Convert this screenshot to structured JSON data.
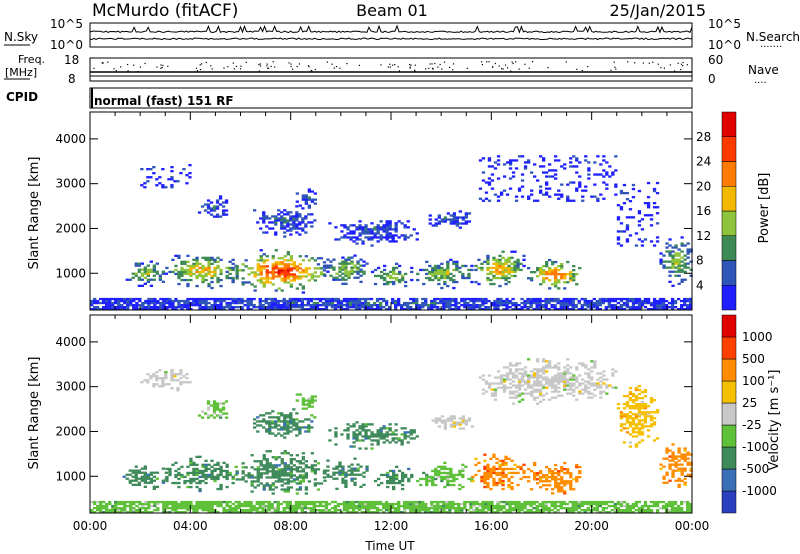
{
  "header": {
    "station": "McMurdo (fitACF)",
    "beam": "Beam 01",
    "date": "25/Jan/2015"
  },
  "status_panels": {
    "left_labels": [
      "N.Sky",
      "Freq.",
      "[MHz]",
      "CPID"
    ],
    "right_labels": [
      "N.Search",
      "Nave"
    ],
    "nsky_ticks": [
      "10^5",
      "10^0"
    ],
    "nsearch_ticks": [
      "10^5",
      "10^0"
    ],
    "freq_ticks": [
      "18",
      "8"
    ],
    "nave_ticks": [
      "60",
      "0"
    ],
    "cpid_text": "normal (fast) 151 RF"
  },
  "chart_data": [
    {
      "type": "heatmap",
      "name": "power",
      "ylabel": "Slant Range [km]",
      "ylim": [
        180,
        4600
      ],
      "yticks": [
        1000,
        2000,
        3000,
        4000
      ],
      "xlim": [
        0,
        24
      ],
      "colorbar": {
        "label": "Power [dB]",
        "ticks": [
          "4",
          "8",
          "12",
          "16",
          "20",
          "24",
          "28"
        ],
        "colors": [
          "#1f1fff",
          "#2f55b8",
          "#3d8a55",
          "#8ec43c",
          "#f2b900",
          "#ff7a00",
          "#ff3a00",
          "#e00000"
        ]
      },
      "clusters": [
        {
          "t0": 0.0,
          "t1": 24.0,
          "r0": 180,
          "r1": 420,
          "level": 1
        },
        {
          "t0": 1.3,
          "t1": 3.0,
          "r0": 700,
          "r1": 1250,
          "level": 3
        },
        {
          "t0": 3.0,
          "t1": 5.8,
          "r0": 650,
          "r1": 1450,
          "level": 4
        },
        {
          "t0": 5.8,
          "t1": 9.3,
          "r0": 550,
          "r1": 1500,
          "level": 6
        },
        {
          "t0": 9.3,
          "t1": 11.0,
          "r0": 700,
          "r1": 1400,
          "level": 3
        },
        {
          "t0": 11.2,
          "t1": 12.8,
          "r0": 650,
          "r1": 1200,
          "level": 3
        },
        {
          "t0": 13.0,
          "t1": 15.2,
          "r0": 650,
          "r1": 1300,
          "level": 3
        },
        {
          "t0": 15.2,
          "t1": 17.3,
          "r0": 650,
          "r1": 1500,
          "level": 4
        },
        {
          "t0": 17.3,
          "t1": 19.6,
          "r0": 600,
          "r1": 1300,
          "level": 5
        },
        {
          "t0": 22.7,
          "t1": 24.0,
          "r0": 700,
          "r1": 1800,
          "level": 3
        },
        {
          "t0": 4.3,
          "t1": 5.5,
          "r0": 2200,
          "r1": 2700,
          "level": 1
        },
        {
          "t0": 6.5,
          "t1": 9.0,
          "r0": 1800,
          "r1": 2500,
          "level": 1
        },
        {
          "t0": 8.2,
          "t1": 9.0,
          "r0": 2400,
          "r1": 2900,
          "level": 1
        },
        {
          "t0": 9.5,
          "t1": 13.0,
          "r0": 1600,
          "r1": 2200,
          "level": 1
        },
        {
          "t0": 13.5,
          "t1": 15.2,
          "r0": 2000,
          "r1": 2400,
          "level": 1
        },
        {
          "t0": 2.0,
          "t1": 4.0,
          "r0": 2900,
          "r1": 3400,
          "level": 0
        },
        {
          "t0": 15.5,
          "t1": 21.0,
          "r0": 2600,
          "r1": 3600,
          "level": 0
        },
        {
          "t0": 21.0,
          "t1": 22.6,
          "r0": 1600,
          "r1": 3000,
          "level": 0
        }
      ]
    },
    {
      "type": "heatmap",
      "name": "velocity",
      "ylabel": "Slant Range [km]",
      "xlabel": "Time UT",
      "ylim": [
        180,
        4600
      ],
      "yticks": [
        1000,
        2000,
        3000,
        4000
      ],
      "xlim": [
        0,
        24
      ],
      "xticklabels": [
        "00:00",
        "04:00",
        "08:00",
        "12:00",
        "16:00",
        "20:00",
        "00:00"
      ],
      "colorbar": {
        "label": "Velocity [m s⁻¹]",
        "ticks": [
          "1000",
          "500",
          "100",
          "25",
          "-25",
          "-100",
          "-500",
          "-1000"
        ],
        "colors": [
          "#2a3fbf",
          "#3b6fb8",
          "#3f8a5a",
          "#5fc03a",
          "#c8c8c8",
          "#f5c000",
          "#ff8c00",
          "#ff4000",
          "#e00000"
        ]
      },
      "clusters": [
        {
          "t0": 0.0,
          "t1": 24.0,
          "r0": 180,
          "r1": 420,
          "level": 3
        },
        {
          "t0": 1.3,
          "t1": 3.0,
          "r0": 700,
          "r1": 1250,
          "level": 2
        },
        {
          "t0": 3.0,
          "t1": 5.8,
          "r0": 650,
          "r1": 1450,
          "level": 2
        },
        {
          "t0": 5.8,
          "t1": 9.3,
          "r0": 550,
          "r1": 1550,
          "level": 2
        },
        {
          "t0": 9.3,
          "t1": 11.0,
          "r0": 700,
          "r1": 1400,
          "level": 2
        },
        {
          "t0": 11.2,
          "t1": 12.8,
          "r0": 650,
          "r1": 1200,
          "level": 2
        },
        {
          "t0": 13.0,
          "t1": 15.2,
          "r0": 650,
          "r1": 1300,
          "level": 3
        },
        {
          "t0": 15.2,
          "t1": 17.3,
          "r0": 650,
          "r1": 1500,
          "level": 6
        },
        {
          "t0": 17.3,
          "t1": 19.6,
          "r0": 600,
          "r1": 1300,
          "level": 6
        },
        {
          "t0": 22.7,
          "t1": 24.0,
          "r0": 700,
          "r1": 1800,
          "level": 6
        },
        {
          "t0": 4.3,
          "t1": 5.5,
          "r0": 2200,
          "r1": 2700,
          "level": 3
        },
        {
          "t0": 6.5,
          "t1": 9.0,
          "r0": 1800,
          "r1": 2500,
          "level": 2
        },
        {
          "t0": 8.2,
          "t1": 9.0,
          "r0": 2400,
          "r1": 2900,
          "level": 3
        },
        {
          "t0": 9.5,
          "t1": 13.0,
          "r0": 1600,
          "r1": 2200,
          "level": 2
        },
        {
          "t0": 13.5,
          "t1": 15.2,
          "r0": 2000,
          "r1": 2400,
          "level": 4
        },
        {
          "t0": 2.0,
          "t1": 4.0,
          "r0": 2900,
          "r1": 3400,
          "level": 4
        },
        {
          "t0": 15.5,
          "t1": 21.0,
          "r0": 2600,
          "r1": 3600,
          "level": 4
        },
        {
          "t0": 21.0,
          "t1": 22.6,
          "r0": 1600,
          "r1": 3000,
          "level": 5
        }
      ]
    }
  ]
}
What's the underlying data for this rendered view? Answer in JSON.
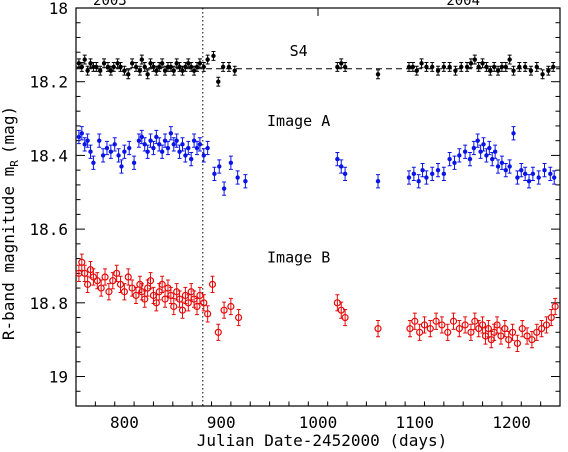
{
  "chart_data": {
    "type": "scatter",
    "title": "",
    "xlabel": "Julian Date-2452000 (days)",
    "ylabel": "R-band magnitude m",
    "ylabel_sub": "R",
    "ylabel_unit": "(mag)",
    "xlim": [
      750,
      1250
    ],
    "ylim": [
      18.0,
      19.08
    ],
    "y_inverted": true,
    "grid": false,
    "x_ticks": [
      800,
      900,
      1000,
      1100,
      1200
    ],
    "y_ticks": [
      18.0,
      18.2,
      18.4,
      18.6,
      18.8,
      19.0
    ],
    "y_tick_labels": [
      "18",
      "18.2",
      "18.4",
      "18.6",
      "18.8",
      "19"
    ],
    "top_axis": {
      "labels": [
        {
          "text": "2003",
          "x": 785
        },
        {
          "text": "2004",
          "x": 1150
        }
      ],
      "year_marker_x": 1000
    },
    "annotations": [
      {
        "text": "S4",
        "x": 980,
        "y": 18.13
      },
      {
        "text": "Image A",
        "x": 980,
        "y": 18.32
      },
      {
        "text": "Image B",
        "x": 980,
        "y": 18.69
      }
    ],
    "reference_lines": [
      {
        "orientation": "horizontal",
        "y": 18.165,
        "style": "dashed"
      },
      {
        "orientation": "vertical",
        "x": 881,
        "style": "dotted"
      }
    ],
    "series": [
      {
        "marker": "filled-circle",
        "color": "#000000",
        "err": 0.012,
        "x": [
          753,
          756,
          759,
          762,
          765,
          768,
          771,
          775,
          779,
          783,
          786,
          789,
          793,
          796,
          800,
          804,
          808,
          812,
          816,
          818,
          821,
          824,
          827,
          830,
          833,
          836,
          839,
          842,
          845,
          848,
          851,
          854,
          857,
          860,
          863,
          866,
          869,
          872,
          875,
          878,
          882,
          886,
          892,
          897,
          902,
          908,
          914,
          1020,
          1024,
          1028,
          1062,
          1094,
          1098,
          1102,
          1107,
          1112,
          1118,
          1124,
          1130,
          1136,
          1142,
          1148,
          1154,
          1158,
          1162,
          1166,
          1170,
          1174,
          1178,
          1182,
          1186,
          1190,
          1194,
          1198,
          1202,
          1208,
          1214,
          1220,
          1226,
          1232,
          1238,
          1243
        ],
        "y": [
          18.15,
          18.16,
          18.14,
          18.17,
          18.15,
          18.16,
          18.16,
          18.17,
          18.15,
          18.16,
          18.17,
          18.16,
          18.15,
          18.16,
          18.17,
          18.18,
          18.15,
          18.16,
          18.17,
          18.14,
          18.16,
          18.18,
          18.15,
          18.16,
          18.17,
          18.16,
          18.15,
          18.17,
          18.16,
          18.16,
          18.17,
          18.15,
          18.16,
          18.17,
          18.16,
          18.15,
          18.16,
          18.17,
          18.16,
          18.15,
          18.16,
          18.14,
          18.13,
          18.2,
          18.16,
          18.16,
          18.17,
          18.16,
          18.15,
          18.16,
          18.18,
          18.16,
          18.16,
          18.17,
          18.15,
          18.16,
          18.16,
          18.17,
          18.16,
          18.16,
          18.17,
          18.16,
          18.16,
          18.15,
          18.14,
          18.16,
          18.15,
          18.16,
          18.17,
          18.16,
          18.17,
          18.16,
          18.16,
          18.14,
          18.17,
          18.16,
          18.16,
          18.17,
          18.16,
          18.18,
          18.17,
          18.16
        ]
      },
      {
        "marker": "filled-circle",
        "color": "#0a14e6",
        "err": 0.018,
        "x": [
          753,
          756,
          759,
          762,
          765,
          768,
          774,
          778,
          782,
          786,
          790,
          794,
          797,
          800,
          805,
          810,
          815,
          818,
          821,
          824,
          827,
          830,
          833,
          836,
          839,
          842,
          845,
          848,
          851,
          854,
          857,
          860,
          863,
          866,
          869,
          872,
          875,
          878,
          882,
          886,
          893,
          898,
          903,
          910,
          917,
          925,
          1020,
          1024,
          1028,
          1062,
          1094,
          1099,
          1104,
          1108,
          1112,
          1118,
          1124,
          1130,
          1136,
          1141,
          1146,
          1152,
          1157,
          1161,
          1165,
          1168,
          1171,
          1174,
          1177,
          1180,
          1183,
          1186,
          1190,
          1194,
          1198,
          1202,
          1206,
          1210,
          1214,
          1218,
          1222,
          1228,
          1234,
          1240,
          1244
        ],
        "y": [
          18.35,
          18.34,
          18.37,
          18.36,
          18.39,
          18.42,
          18.36,
          18.4,
          18.38,
          18.39,
          18.37,
          18.4,
          18.43,
          18.39,
          18.38,
          18.42,
          18.36,
          18.35,
          18.37,
          18.39,
          18.36,
          18.38,
          18.35,
          18.37,
          18.39,
          18.36,
          18.38,
          18.34,
          18.37,
          18.36,
          18.39,
          18.37,
          18.4,
          18.38,
          18.41,
          18.36,
          18.38,
          18.37,
          18.4,
          18.38,
          18.45,
          18.43,
          18.49,
          18.42,
          18.46,
          18.47,
          18.41,
          18.43,
          18.45,
          18.47,
          18.46,
          18.45,
          18.47,
          18.44,
          18.46,
          18.45,
          18.44,
          18.45,
          18.41,
          18.42,
          18.4,
          18.39,
          18.41,
          18.38,
          18.36,
          18.39,
          18.37,
          18.4,
          18.38,
          18.41,
          18.39,
          18.43,
          18.42,
          18.44,
          18.43,
          18.34,
          18.46,
          18.44,
          18.45,
          18.47,
          18.45,
          18.46,
          18.44,
          18.45,
          18.46
        ]
      },
      {
        "marker": "open-circle",
        "color": "#e60a0a",
        "err": 0.022,
        "x": [
          753,
          756,
          759,
          762,
          765,
          768,
          772,
          776,
          780,
          784,
          788,
          792,
          796,
          800,
          804,
          808,
          812,
          816,
          818,
          821,
          824,
          827,
          830,
          833,
          836,
          839,
          842,
          845,
          848,
          851,
          854,
          857,
          860,
          863,
          866,
          869,
          872,
          875,
          878,
          882,
          886,
          891,
          897,
          903,
          910,
          918,
          1020,
          1024,
          1028,
          1062,
          1095,
          1100,
          1105,
          1110,
          1116,
          1122,
          1128,
          1134,
          1140,
          1146,
          1152,
          1158,
          1162,
          1166,
          1170,
          1173,
          1176,
          1179,
          1182,
          1185,
          1189,
          1193,
          1197,
          1201,
          1206,
          1211,
          1216,
          1221,
          1226,
          1231,
          1236,
          1241,
          1245
        ],
        "y": [
          18.72,
          18.69,
          18.72,
          18.75,
          18.71,
          18.73,
          18.74,
          18.76,
          18.73,
          18.77,
          18.74,
          18.72,
          18.75,
          18.77,
          18.73,
          18.76,
          18.78,
          18.75,
          18.77,
          18.79,
          18.76,
          18.74,
          18.78,
          18.8,
          18.77,
          18.75,
          18.79,
          18.76,
          18.78,
          18.81,
          18.77,
          18.79,
          18.82,
          18.78,
          18.8,
          18.77,
          18.79,
          18.81,
          18.78,
          18.8,
          18.83,
          18.75,
          18.88,
          18.82,
          18.81,
          18.84,
          18.8,
          18.82,
          18.84,
          18.87,
          18.87,
          18.85,
          18.88,
          18.86,
          18.87,
          18.85,
          18.86,
          18.88,
          18.85,
          18.87,
          18.86,
          18.88,
          18.85,
          18.87,
          18.86,
          18.89,
          18.87,
          18.9,
          18.88,
          18.86,
          18.89,
          18.87,
          18.9,
          18.88,
          18.91,
          18.87,
          18.89,
          18.9,
          18.88,
          18.87,
          18.86,
          18.84,
          18.81
        ]
      }
    ]
  }
}
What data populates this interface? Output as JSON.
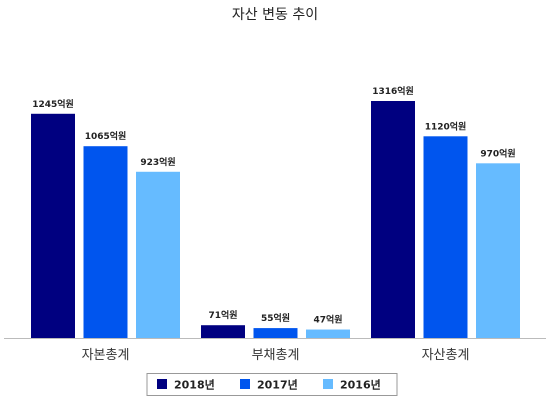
{
  "chart_data": {
    "type": "bar",
    "title": "자산 변동 추이",
    "categories": [
      "자본총계",
      "부채총계",
      "자산총계"
    ],
    "unit": "억원",
    "series": [
      {
        "name": "2018년",
        "color": "#000080",
        "values": [
          1245,
          71,
          1316
        ]
      },
      {
        "name": "2017년",
        "color": "#0055ee",
        "values": [
          1065,
          55,
          1120
        ]
      },
      {
        "name": "2016년",
        "color": "#66bbff",
        "values": [
          923,
          47,
          970
        ]
      }
    ],
    "data_labels": [
      [
        "1245억원",
        "71억원",
        "1316억원"
      ],
      [
        "1065억원",
        "55억원",
        "1120억원"
      ],
      [
        "923억원",
        "47억원",
        "970억원"
      ]
    ],
    "ylim": [
      0,
      1400
    ],
    "grid": false,
    "legend_position": "bottom"
  }
}
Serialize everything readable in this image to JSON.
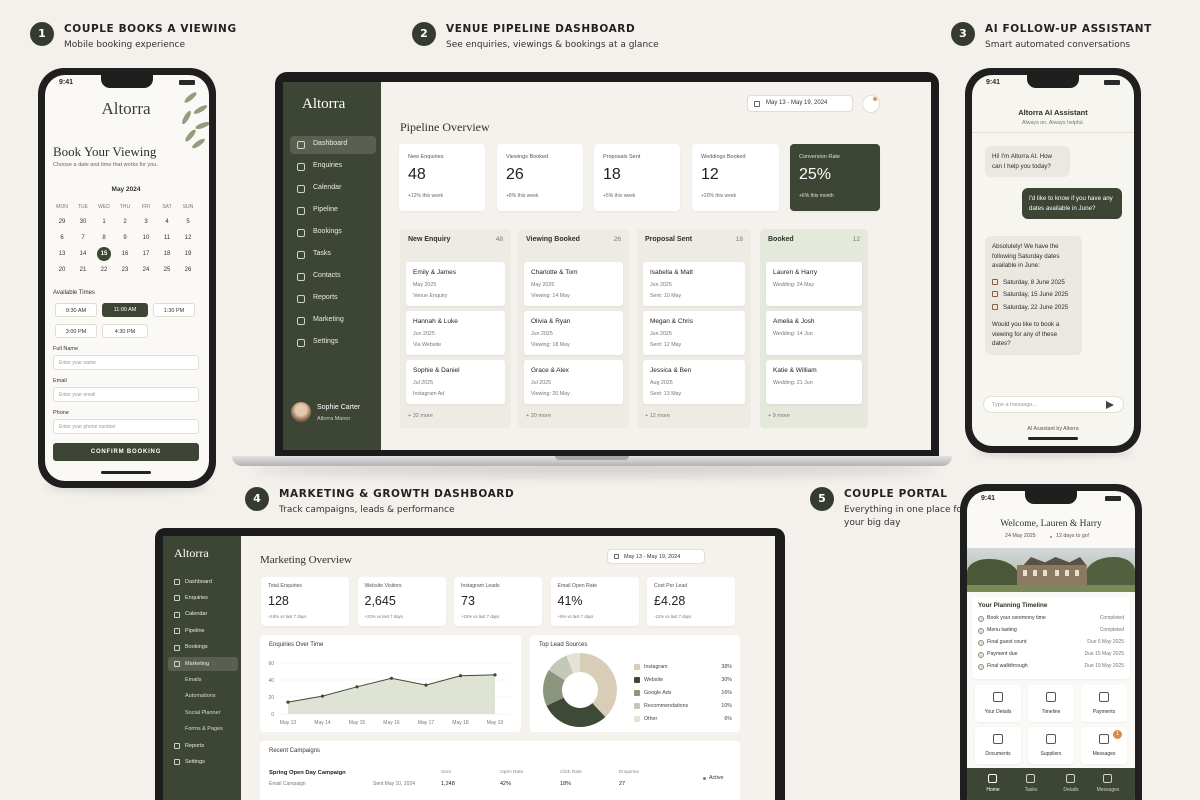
_ _ _ _ _ _ _
Requirements: Copy, from the material above, each line in which the string "JSON" occurs.

In response:
Convert this screenshot to structured JSON data.
What's the underlying data for this rendered view? Answer in JSON.
What data populates this interface? Output as JSON.
Serialize everything readable in this image to JSON.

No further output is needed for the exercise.